[To do] Below are some records. Say how many of their lines contain the string "placeholder", and give nothing but the number.

--------------------

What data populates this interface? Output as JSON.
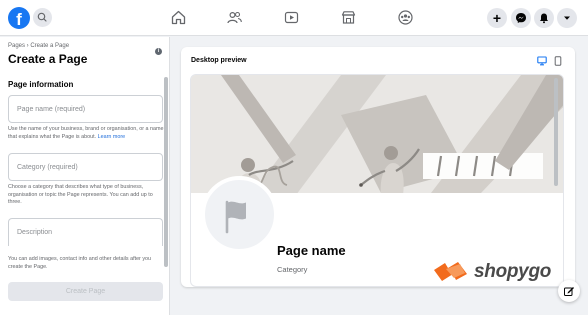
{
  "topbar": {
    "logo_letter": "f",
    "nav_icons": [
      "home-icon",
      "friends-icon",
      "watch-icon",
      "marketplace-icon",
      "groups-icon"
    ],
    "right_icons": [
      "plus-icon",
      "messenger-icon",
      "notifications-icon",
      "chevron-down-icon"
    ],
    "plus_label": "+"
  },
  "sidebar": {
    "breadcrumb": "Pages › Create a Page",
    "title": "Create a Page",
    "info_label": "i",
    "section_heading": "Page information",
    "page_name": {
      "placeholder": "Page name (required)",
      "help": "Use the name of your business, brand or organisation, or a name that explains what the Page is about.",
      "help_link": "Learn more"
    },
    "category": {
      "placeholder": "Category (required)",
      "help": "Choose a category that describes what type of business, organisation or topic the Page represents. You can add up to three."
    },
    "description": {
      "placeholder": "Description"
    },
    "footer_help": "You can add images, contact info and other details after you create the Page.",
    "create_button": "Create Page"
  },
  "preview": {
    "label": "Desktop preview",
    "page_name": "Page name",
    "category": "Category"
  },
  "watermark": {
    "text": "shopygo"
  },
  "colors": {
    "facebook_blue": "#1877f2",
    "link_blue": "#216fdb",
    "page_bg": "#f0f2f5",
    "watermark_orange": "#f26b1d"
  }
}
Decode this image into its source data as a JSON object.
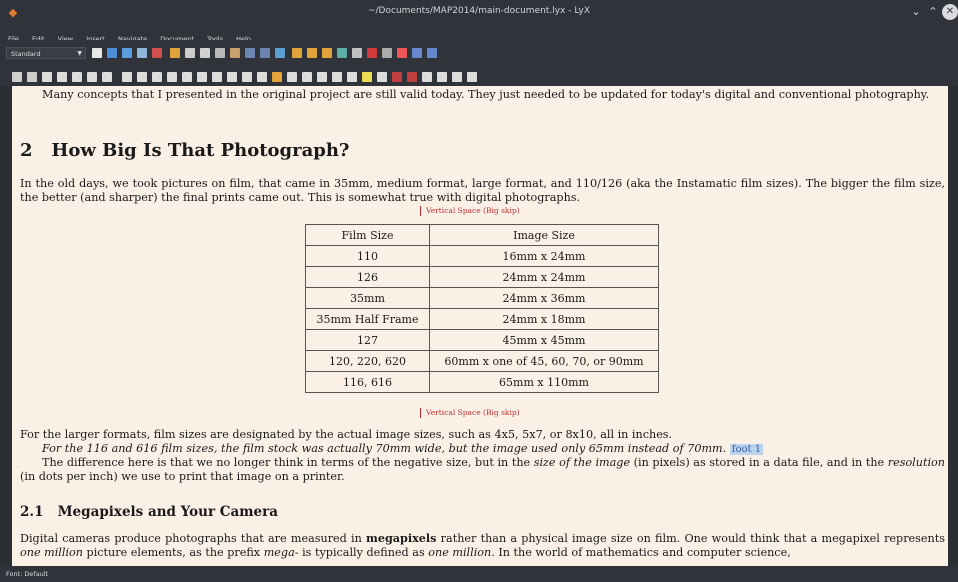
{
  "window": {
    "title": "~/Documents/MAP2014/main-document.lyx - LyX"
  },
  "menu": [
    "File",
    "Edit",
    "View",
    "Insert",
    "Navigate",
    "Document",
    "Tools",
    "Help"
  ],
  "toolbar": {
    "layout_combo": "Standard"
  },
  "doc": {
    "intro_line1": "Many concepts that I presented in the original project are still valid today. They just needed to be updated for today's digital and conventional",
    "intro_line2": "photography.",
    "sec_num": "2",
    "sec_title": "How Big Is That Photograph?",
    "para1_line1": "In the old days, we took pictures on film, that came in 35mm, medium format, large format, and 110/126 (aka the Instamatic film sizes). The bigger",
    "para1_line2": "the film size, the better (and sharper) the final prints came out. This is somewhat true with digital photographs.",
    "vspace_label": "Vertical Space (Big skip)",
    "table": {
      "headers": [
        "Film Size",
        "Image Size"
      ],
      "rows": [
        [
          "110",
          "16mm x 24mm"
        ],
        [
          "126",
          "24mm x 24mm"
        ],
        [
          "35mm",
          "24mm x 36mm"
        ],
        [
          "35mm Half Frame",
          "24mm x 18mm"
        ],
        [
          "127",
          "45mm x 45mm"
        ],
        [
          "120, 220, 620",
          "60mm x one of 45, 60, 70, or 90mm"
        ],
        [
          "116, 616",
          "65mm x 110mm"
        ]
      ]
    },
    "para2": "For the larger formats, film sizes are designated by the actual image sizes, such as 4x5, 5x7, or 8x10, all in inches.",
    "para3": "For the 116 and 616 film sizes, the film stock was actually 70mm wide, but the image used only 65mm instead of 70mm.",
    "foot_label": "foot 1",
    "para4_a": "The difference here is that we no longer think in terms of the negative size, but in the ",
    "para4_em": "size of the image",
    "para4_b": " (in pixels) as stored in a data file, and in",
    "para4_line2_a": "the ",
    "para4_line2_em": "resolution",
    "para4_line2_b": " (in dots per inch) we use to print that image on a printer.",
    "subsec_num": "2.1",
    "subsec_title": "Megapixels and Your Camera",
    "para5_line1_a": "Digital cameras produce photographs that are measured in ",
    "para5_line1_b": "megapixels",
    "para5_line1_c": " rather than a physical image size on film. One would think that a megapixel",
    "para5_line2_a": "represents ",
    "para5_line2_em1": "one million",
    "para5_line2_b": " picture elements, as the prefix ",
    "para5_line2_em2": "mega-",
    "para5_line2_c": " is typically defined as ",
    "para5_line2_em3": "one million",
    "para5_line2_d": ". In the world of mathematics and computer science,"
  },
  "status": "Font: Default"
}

--------------------

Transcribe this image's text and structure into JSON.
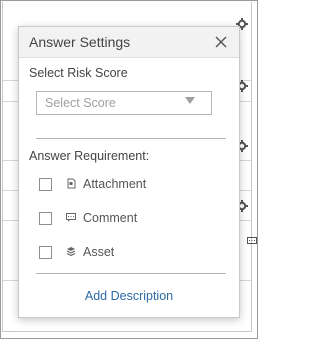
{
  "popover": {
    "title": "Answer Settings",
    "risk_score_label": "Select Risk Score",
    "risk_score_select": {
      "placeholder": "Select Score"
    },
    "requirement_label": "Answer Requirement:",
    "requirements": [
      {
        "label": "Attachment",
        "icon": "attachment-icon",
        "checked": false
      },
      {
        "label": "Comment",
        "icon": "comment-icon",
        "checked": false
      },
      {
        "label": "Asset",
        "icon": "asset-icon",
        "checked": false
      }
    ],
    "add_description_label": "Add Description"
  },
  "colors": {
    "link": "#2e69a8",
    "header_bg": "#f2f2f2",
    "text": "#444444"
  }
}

--------------------

[Problem solution] 4